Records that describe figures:
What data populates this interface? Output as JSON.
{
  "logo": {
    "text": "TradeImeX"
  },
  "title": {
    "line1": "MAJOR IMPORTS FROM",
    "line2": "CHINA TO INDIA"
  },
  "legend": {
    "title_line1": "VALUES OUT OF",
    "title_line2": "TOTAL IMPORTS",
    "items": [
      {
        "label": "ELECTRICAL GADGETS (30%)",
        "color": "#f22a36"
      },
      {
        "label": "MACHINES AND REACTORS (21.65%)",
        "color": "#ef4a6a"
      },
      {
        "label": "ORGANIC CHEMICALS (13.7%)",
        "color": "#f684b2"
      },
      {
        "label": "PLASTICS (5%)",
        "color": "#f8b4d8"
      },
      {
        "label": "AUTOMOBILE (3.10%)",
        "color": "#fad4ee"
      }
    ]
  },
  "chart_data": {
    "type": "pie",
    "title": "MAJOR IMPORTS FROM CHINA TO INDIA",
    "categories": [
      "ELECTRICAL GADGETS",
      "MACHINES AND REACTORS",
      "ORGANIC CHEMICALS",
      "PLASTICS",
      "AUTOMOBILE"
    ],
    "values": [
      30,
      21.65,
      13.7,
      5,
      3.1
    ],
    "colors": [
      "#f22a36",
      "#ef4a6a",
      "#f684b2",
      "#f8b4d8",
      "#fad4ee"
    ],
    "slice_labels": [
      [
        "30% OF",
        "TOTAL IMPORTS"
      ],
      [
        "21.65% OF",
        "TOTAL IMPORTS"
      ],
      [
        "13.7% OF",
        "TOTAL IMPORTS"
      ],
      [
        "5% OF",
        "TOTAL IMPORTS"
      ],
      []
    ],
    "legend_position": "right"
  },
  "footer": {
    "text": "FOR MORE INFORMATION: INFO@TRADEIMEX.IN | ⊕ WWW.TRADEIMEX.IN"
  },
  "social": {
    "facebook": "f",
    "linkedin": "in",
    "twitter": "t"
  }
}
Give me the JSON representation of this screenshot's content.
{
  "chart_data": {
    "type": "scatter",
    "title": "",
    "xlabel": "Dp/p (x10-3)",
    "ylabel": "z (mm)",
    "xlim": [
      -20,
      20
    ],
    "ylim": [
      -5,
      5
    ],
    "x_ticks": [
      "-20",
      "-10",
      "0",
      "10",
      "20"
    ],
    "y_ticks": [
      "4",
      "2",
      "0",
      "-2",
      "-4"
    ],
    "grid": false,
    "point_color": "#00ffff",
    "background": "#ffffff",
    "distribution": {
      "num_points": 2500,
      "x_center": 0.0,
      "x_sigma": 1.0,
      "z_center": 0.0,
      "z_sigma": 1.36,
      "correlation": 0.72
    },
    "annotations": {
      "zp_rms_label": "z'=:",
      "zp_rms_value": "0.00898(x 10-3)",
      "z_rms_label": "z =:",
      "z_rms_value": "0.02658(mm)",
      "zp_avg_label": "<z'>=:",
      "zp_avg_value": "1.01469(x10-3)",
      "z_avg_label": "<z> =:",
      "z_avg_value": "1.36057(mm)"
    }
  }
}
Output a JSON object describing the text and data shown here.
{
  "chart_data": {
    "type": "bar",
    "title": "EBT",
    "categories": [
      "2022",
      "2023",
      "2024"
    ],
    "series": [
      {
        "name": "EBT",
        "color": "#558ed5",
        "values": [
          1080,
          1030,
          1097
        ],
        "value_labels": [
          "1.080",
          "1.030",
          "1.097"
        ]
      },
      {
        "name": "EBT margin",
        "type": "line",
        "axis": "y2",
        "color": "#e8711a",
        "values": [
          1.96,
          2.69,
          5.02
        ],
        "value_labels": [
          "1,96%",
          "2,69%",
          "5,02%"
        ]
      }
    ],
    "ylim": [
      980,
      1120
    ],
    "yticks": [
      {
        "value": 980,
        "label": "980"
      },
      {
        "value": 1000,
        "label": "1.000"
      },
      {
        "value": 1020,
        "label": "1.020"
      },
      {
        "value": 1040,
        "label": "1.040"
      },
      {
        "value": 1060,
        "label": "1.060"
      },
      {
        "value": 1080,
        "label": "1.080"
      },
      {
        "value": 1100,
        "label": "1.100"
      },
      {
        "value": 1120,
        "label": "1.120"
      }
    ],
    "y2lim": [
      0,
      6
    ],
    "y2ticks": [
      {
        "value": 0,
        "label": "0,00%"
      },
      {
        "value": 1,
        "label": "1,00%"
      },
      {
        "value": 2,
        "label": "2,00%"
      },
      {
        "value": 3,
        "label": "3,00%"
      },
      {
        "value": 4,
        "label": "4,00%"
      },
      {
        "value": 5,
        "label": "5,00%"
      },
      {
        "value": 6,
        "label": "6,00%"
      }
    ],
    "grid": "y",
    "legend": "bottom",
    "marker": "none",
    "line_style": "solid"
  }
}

■ INSTRUCTION: Extract the listing in its entirety, matching it exactly.

■ SOLUTION:
What data populates this interface? Output as JSON.
{
  "logo": {
    "text": "TradeImeX"
  },
  "title": {
    "line1": "MAJOR IMPORTS FROM",
    "line2": "CHINA TO INDIA"
  },
  "legend": {
    "title_line1": "VALUES OUT OF",
    "title_line2": "TOTAL IMPORTS",
    "items": [
      {
        "label": "ELECTRICAL GADGETS (30%)",
        "color": "#f22a36"
      },
      {
        "label": "MACHINES AND REACTORS (21.65%)",
        "color": "#ef4a6a"
      },
      {
        "label": "ORGANIC CHEMICALS (13.7%)",
        "color": "#f684b2"
      },
      {
        "label": "PLASTICS (5%)",
        "color": "#f8b4d8"
      },
      {
        "label": "AUTOMOBILE (3.10%)",
        "color": "#fad4ee"
      }
    ]
  },
  "chart_data": {
    "type": "pie",
    "title": "MAJOR IMPORTS FROM CHINA TO INDIA",
    "categories": [
      "ELECTRICAL GADGETS",
      "MACHINES AND REACTORS",
      "ORGANIC CHEMICALS",
      "PLASTICS",
      "AUTOMOBILE"
    ],
    "values": [
      30,
      21.65,
      13.7,
      5,
      3.1
    ],
    "colors": [
      "#f22a36",
      "#ef4a6a",
      "#f684b2",
      "#f8b4d8",
      "#fad4ee"
    ],
    "slice_labels": [
      [
        "30% OF",
        "TOTAL IMPORTS"
      ],
      [
        "21.65% OF",
        "TOTAL IMPORTS"
      ],
      [
        "13.7% OF",
        "TOTAL IMPORTS"
      ],
      [
        "5% OF",
        "TOTAL IMPORTS"
      ],
      []
    ],
    "legend_position": "right"
  },
  "footer": {
    "text": "FOR MORE INFORMATION: INFO@TRADEIMEX.IN | ⊕ WWW.TRADEIMEX.IN"
  },
  "social": {
    "facebook": "f",
    "linkedin": "in",
    "twitter": "t"
  }
}
Give me the JSON representation of this screenshot's content.
{
  "chart_data": {
    "type": "scatter",
    "title": "",
    "xlabel": "Dp/p (x10-3)",
    "ylabel": "z (mm)",
    "xlim": [
      -20,
      20
    ],
    "ylim": [
      -5,
      5
    ],
    "x_ticks": [
      "-20",
      "-10",
      "0",
      "10",
      "20"
    ],
    "y_ticks": [
      "4",
      "2",
      "0",
      "-2",
      "-4"
    ],
    "grid": false,
    "point_color": "#00ffff",
    "background": "#ffffff",
    "distribution": {
      "num_points": 2500,
      "x_center": 0.0,
      "x_sigma": 1.0,
      "z_center": 0.0,
      "z_sigma": 1.36,
      "correlation": 0.72
    },
    "annotations": {
      "zp_rms_label": "z'=:",
      "zp_rms_value": "0.00898(x 10-3)",
      "z_rms_label": "z =:",
      "z_rms_value": "0.02658(mm)",
      "zp_avg_label": "<z'>=:",
      "zp_avg_value": "1.01469(x10-3)",
      "z_avg_label": "<z> =:",
      "z_avg_value": "1.36057(mm)"
    }
  }
}
Output a JSON object describing the text and data shown here.
{
  "chart_data": {
    "type": "bar",
    "title": "EBT",
    "categories": [
      "2022",
      "2023",
      "2024"
    ],
    "series": [
      {
        "name": "EBT",
        "color": "#558ed5",
        "values": [
          1080,
          1030,
          1097
        ],
        "value_labels": [
          "1.080",
          "1.030",
          "1.097"
        ]
      },
      {
        "name": "EBT margin",
        "type": "line",
        "axis": "y2",
        "color": "#e8711a",
        "values": [
          1.96,
          2.69,
          5.02
        ],
        "value_labels": [
          "1,96%",
          "2,69%",
          "5,02%"
        ]
      }
    ],
    "ylim": [
      980,
      1120
    ],
    "yticks": [
      {
        "value": 980,
        "label": "980"
      },
      {
        "value": 1000,
        "label": "1.000"
      },
      {
        "value": 1020,
        "label": "1.020"
      },
      {
        "value": 1040,
        "label": "1.040"
      },
      {
        "value": 1060,
        "label": "1.060"
      },
      {
        "value": 1080,
        "label": "1.080"
      },
      {
        "value": 1100,
        "label": "1.100"
      },
      {
        "value": 1120,
        "label": "1.120"
      }
    ],
    "y2lim": [
      0,
      6
    ],
    "y2ticks": [
      {
        "value": 0,
        "label": "0,00%"
      },
      {
        "value": 1,
        "label": "1,00%"
      },
      {
        "value": 2,
        "label": "2,00%"
      },
      {
        "value": 3,
        "label": "3,00%"
      },
      {
        "value": 4,
        "label": "4,00%"
      },
      {
        "value": 5,
        "label": "5,00%"
      },
      {
        "value": 6,
        "label": "6,00%"
      }
    ],
    "grid": "y",
    "legend": "bottom",
    "marker": "none",
    "line_style": "solid"
  }
}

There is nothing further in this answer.